• **Required task**
Repeat the material below exactly, with no pictures.

• **Chart and figure data**
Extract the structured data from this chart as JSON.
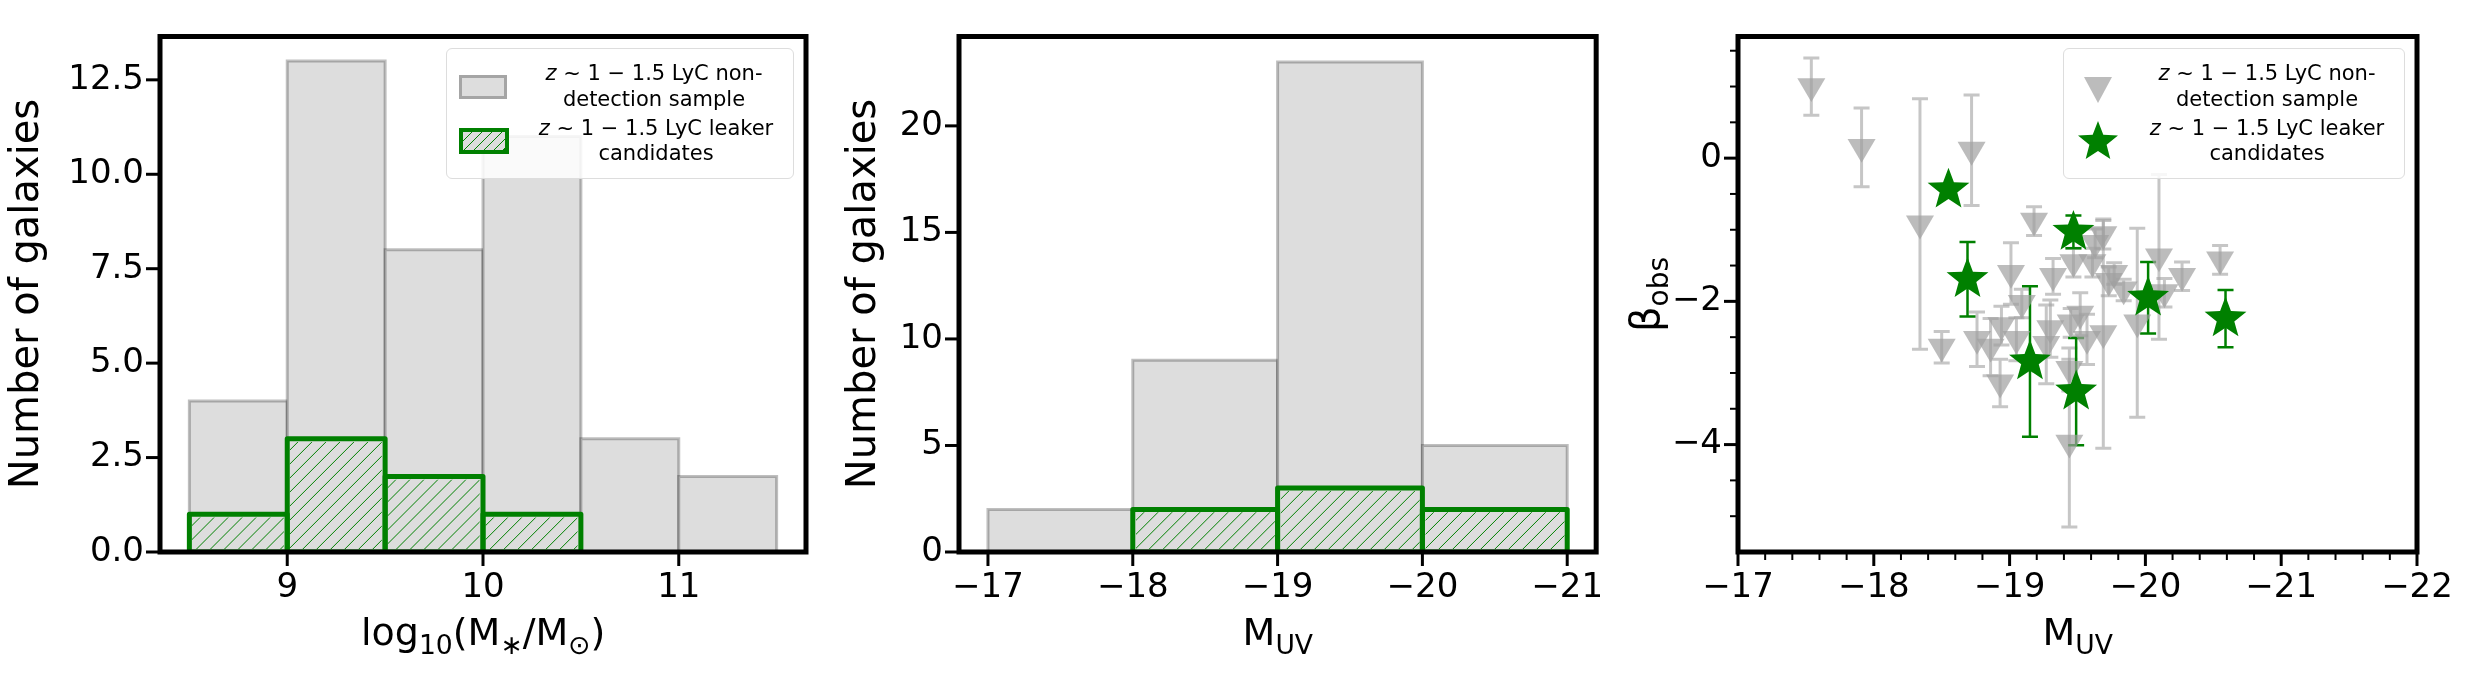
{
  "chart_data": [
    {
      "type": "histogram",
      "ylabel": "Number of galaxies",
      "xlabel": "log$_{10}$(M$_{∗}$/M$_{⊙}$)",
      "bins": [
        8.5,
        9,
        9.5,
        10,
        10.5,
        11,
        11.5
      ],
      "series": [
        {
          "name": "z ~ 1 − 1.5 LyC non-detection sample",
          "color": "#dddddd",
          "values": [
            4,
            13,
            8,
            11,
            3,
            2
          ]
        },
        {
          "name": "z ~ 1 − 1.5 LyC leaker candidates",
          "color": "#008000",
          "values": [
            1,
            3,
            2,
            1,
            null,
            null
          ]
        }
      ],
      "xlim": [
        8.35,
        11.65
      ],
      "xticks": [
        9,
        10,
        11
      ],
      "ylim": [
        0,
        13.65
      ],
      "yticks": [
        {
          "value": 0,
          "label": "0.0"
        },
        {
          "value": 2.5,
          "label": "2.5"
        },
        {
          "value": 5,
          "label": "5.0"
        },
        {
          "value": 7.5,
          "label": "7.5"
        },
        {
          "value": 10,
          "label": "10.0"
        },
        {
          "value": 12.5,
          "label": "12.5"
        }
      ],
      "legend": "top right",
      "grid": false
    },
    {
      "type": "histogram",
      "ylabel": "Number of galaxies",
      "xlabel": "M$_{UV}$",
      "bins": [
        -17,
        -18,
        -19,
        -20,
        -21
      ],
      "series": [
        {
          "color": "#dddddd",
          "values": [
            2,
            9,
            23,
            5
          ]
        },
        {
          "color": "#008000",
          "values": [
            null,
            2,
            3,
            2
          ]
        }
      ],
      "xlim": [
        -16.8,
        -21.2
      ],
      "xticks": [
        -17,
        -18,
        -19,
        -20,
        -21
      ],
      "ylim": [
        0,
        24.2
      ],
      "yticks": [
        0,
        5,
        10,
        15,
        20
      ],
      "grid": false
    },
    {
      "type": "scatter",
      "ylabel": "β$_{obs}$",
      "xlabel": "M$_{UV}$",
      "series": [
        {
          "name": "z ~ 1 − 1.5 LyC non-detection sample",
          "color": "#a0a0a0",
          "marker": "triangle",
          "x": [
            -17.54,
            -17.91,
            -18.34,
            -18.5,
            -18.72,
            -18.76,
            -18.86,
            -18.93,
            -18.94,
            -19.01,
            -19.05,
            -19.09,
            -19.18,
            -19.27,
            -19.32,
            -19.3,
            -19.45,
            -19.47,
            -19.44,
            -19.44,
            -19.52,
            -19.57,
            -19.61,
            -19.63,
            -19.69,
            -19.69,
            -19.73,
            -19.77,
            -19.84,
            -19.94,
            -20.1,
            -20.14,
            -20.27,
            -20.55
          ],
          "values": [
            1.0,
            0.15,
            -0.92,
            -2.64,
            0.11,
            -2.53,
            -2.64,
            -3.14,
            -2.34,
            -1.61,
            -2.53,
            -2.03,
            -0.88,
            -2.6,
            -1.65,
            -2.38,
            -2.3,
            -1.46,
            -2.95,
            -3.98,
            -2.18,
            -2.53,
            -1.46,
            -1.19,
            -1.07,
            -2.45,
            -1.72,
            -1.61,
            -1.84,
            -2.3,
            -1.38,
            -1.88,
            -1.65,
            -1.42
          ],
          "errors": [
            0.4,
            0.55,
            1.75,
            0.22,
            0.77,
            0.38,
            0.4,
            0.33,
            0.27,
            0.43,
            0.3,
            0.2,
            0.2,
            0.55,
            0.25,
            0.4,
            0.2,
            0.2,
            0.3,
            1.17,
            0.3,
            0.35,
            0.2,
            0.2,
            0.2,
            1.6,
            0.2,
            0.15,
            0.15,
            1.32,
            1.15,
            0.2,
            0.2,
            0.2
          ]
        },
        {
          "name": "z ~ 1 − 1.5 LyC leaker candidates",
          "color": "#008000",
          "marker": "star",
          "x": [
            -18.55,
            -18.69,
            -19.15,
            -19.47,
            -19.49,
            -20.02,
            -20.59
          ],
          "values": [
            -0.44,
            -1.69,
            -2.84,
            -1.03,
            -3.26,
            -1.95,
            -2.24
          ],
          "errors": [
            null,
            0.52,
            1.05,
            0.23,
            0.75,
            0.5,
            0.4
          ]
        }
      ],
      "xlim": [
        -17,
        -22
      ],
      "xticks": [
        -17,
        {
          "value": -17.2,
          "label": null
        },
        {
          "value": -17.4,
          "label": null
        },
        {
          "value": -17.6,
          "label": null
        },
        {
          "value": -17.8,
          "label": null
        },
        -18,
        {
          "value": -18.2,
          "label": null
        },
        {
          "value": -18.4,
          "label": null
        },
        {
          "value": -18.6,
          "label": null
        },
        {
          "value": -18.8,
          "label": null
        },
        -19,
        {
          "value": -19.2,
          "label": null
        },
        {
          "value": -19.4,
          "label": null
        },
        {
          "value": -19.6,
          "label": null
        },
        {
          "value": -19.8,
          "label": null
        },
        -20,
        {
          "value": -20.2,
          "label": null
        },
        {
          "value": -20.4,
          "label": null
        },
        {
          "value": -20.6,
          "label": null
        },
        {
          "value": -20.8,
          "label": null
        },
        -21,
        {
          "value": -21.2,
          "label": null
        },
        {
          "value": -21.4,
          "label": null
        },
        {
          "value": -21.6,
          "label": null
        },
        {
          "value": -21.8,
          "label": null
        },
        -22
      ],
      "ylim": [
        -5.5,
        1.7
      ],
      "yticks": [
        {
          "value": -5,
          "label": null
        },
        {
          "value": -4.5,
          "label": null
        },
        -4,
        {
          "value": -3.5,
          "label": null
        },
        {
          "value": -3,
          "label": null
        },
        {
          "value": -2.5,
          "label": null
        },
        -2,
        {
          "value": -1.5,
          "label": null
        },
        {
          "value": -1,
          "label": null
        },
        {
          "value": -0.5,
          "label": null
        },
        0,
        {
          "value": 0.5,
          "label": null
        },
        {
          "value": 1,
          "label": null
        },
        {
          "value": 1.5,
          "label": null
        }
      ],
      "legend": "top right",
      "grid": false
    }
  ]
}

• **Solution to the problem**
Extract the structured data from this chart as JSON.
{
  "chart_data": [
    {
      "type": "histogram",
      "ylabel": "Number of galaxies",
      "xlabel": "log$_{10}$(M$_{∗}$/M$_{⊙}$)",
      "bins": [
        8.5,
        9,
        9.5,
        10,
        10.5,
        11,
        11.5
      ],
      "series": [
        {
          "name": "z ~ 1 − 1.5 LyC non-detection sample",
          "color": "#dddddd",
          "values": [
            4,
            13,
            8,
            11,
            3,
            2
          ]
        },
        {
          "name": "z ~ 1 − 1.5 LyC leaker candidates",
          "color": "#008000",
          "values": [
            1,
            3,
            2,
            1,
            null,
            null
          ]
        }
      ],
      "xlim": [
        8.35,
        11.65
      ],
      "xticks": [
        9,
        10,
        11
      ],
      "ylim": [
        0,
        13.65
      ],
      "yticks": [
        {
          "value": 0,
          "label": "0.0"
        },
        {
          "value": 2.5,
          "label": "2.5"
        },
        {
          "value": 5,
          "label": "5.0"
        },
        {
          "value": 7.5,
          "label": "7.5"
        },
        {
          "value": 10,
          "label": "10.0"
        },
        {
          "value": 12.5,
          "label": "12.5"
        }
      ],
      "legend": "top right",
      "grid": false
    },
    {
      "type": "histogram",
      "ylabel": "Number of galaxies",
      "xlabel": "M$_{UV}$",
      "bins": [
        -17,
        -18,
        -19,
        -20,
        -21
      ],
      "series": [
        {
          "color": "#dddddd",
          "values": [
            2,
            9,
            23,
            5
          ]
        },
        {
          "color": "#008000",
          "values": [
            null,
            2,
            3,
            2
          ]
        }
      ],
      "xlim": [
        -16.8,
        -21.2
      ],
      "xticks": [
        -17,
        -18,
        -19,
        -20,
        -21
      ],
      "ylim": [
        0,
        24.2
      ],
      "yticks": [
        0,
        5,
        10,
        15,
        20
      ],
      "grid": false
    },
    {
      "type": "scatter",
      "ylabel": "β$_{obs}$",
      "xlabel": "M$_{UV}$",
      "series": [
        {
          "name": "z ~ 1 − 1.5 LyC non-detection sample",
          "color": "#a0a0a0",
          "marker": "triangle",
          "x": [
            -17.54,
            -17.91,
            -18.34,
            -18.5,
            -18.72,
            -18.76,
            -18.86,
            -18.93,
            -18.94,
            -19.01,
            -19.05,
            -19.09,
            -19.18,
            -19.27,
            -19.32,
            -19.3,
            -19.45,
            -19.47,
            -19.44,
            -19.44,
            -19.52,
            -19.57,
            -19.61,
            -19.63,
            -19.69,
            -19.69,
            -19.73,
            -19.77,
            -19.84,
            -19.94,
            -20.1,
            -20.14,
            -20.27,
            -20.55
          ],
          "values": [
            1.0,
            0.15,
            -0.92,
            -2.64,
            0.11,
            -2.53,
            -2.64,
            -3.14,
            -2.34,
            -1.61,
            -2.53,
            -2.03,
            -0.88,
            -2.6,
            -1.65,
            -2.38,
            -2.3,
            -1.46,
            -2.95,
            -3.98,
            -2.18,
            -2.53,
            -1.46,
            -1.19,
            -1.07,
            -2.45,
            -1.72,
            -1.61,
            -1.84,
            -2.3,
            -1.38,
            -1.88,
            -1.65,
            -1.42
          ],
          "errors": [
            0.4,
            0.55,
            1.75,
            0.22,
            0.77,
            0.38,
            0.4,
            0.33,
            0.27,
            0.43,
            0.3,
            0.2,
            0.2,
            0.55,
            0.25,
            0.4,
            0.2,
            0.2,
            0.3,
            1.17,
            0.3,
            0.35,
            0.2,
            0.2,
            0.2,
            1.6,
            0.2,
            0.15,
            0.15,
            1.32,
            1.15,
            0.2,
            0.2,
            0.2
          ]
        },
        {
          "name": "z ~ 1 − 1.5 LyC leaker candidates",
          "color": "#008000",
          "marker": "star",
          "x": [
            -18.55,
            -18.69,
            -19.15,
            -19.47,
            -19.49,
            -20.02,
            -20.59
          ],
          "values": [
            -0.44,
            -1.69,
            -2.84,
            -1.03,
            -3.26,
            -1.95,
            -2.24
          ],
          "errors": [
            null,
            0.52,
            1.05,
            0.23,
            0.75,
            0.5,
            0.4
          ]
        }
      ],
      "xlim": [
        -17,
        -22
      ],
      "xticks": [
        -17,
        {
          "value": -17.2,
          "label": null
        },
        {
          "value": -17.4,
          "label": null
        },
        {
          "value": -17.6,
          "label": null
        },
        {
          "value": -17.8,
          "label": null
        },
        -18,
        {
          "value": -18.2,
          "label": null
        },
        {
          "value": -18.4,
          "label": null
        },
        {
          "value": -18.6,
          "label": null
        },
        {
          "value": -18.8,
          "label": null
        },
        -19,
        {
          "value": -19.2,
          "label": null
        },
        {
          "value": -19.4,
          "label": null
        },
        {
          "value": -19.6,
          "label": null
        },
        {
          "value": -19.8,
          "label": null
        },
        -20,
        {
          "value": -20.2,
          "label": null
        },
        {
          "value": -20.4,
          "label": null
        },
        {
          "value": -20.6,
          "label": null
        },
        {
          "value": -20.8,
          "label": null
        },
        -21,
        {
          "value": -21.2,
          "label": null
        },
        {
          "value": -21.4,
          "label": null
        },
        {
          "value": -21.6,
          "label": null
        },
        {
          "value": -21.8,
          "label": null
        },
        -22
      ],
      "ylim": [
        -5.5,
        1.7
      ],
      "yticks": [
        {
          "value": -5,
          "label": null
        },
        {
          "value": -4.5,
          "label": null
        },
        -4,
        {
          "value": -3.5,
          "label": null
        },
        {
          "value": -3,
          "label": null
        },
        {
          "value": -2.5,
          "label": null
        },
        -2,
        {
          "value": -1.5,
          "label": null
        },
        {
          "value": -1,
          "label": null
        },
        {
          "value": -0.5,
          "label": null
        },
        0,
        {
          "value": 0.5,
          "label": null
        },
        {
          "value": 1,
          "label": null
        },
        {
          "value": 1.5,
          "label": null
        }
      ],
      "legend": "top right",
      "grid": false
    }
  ]
}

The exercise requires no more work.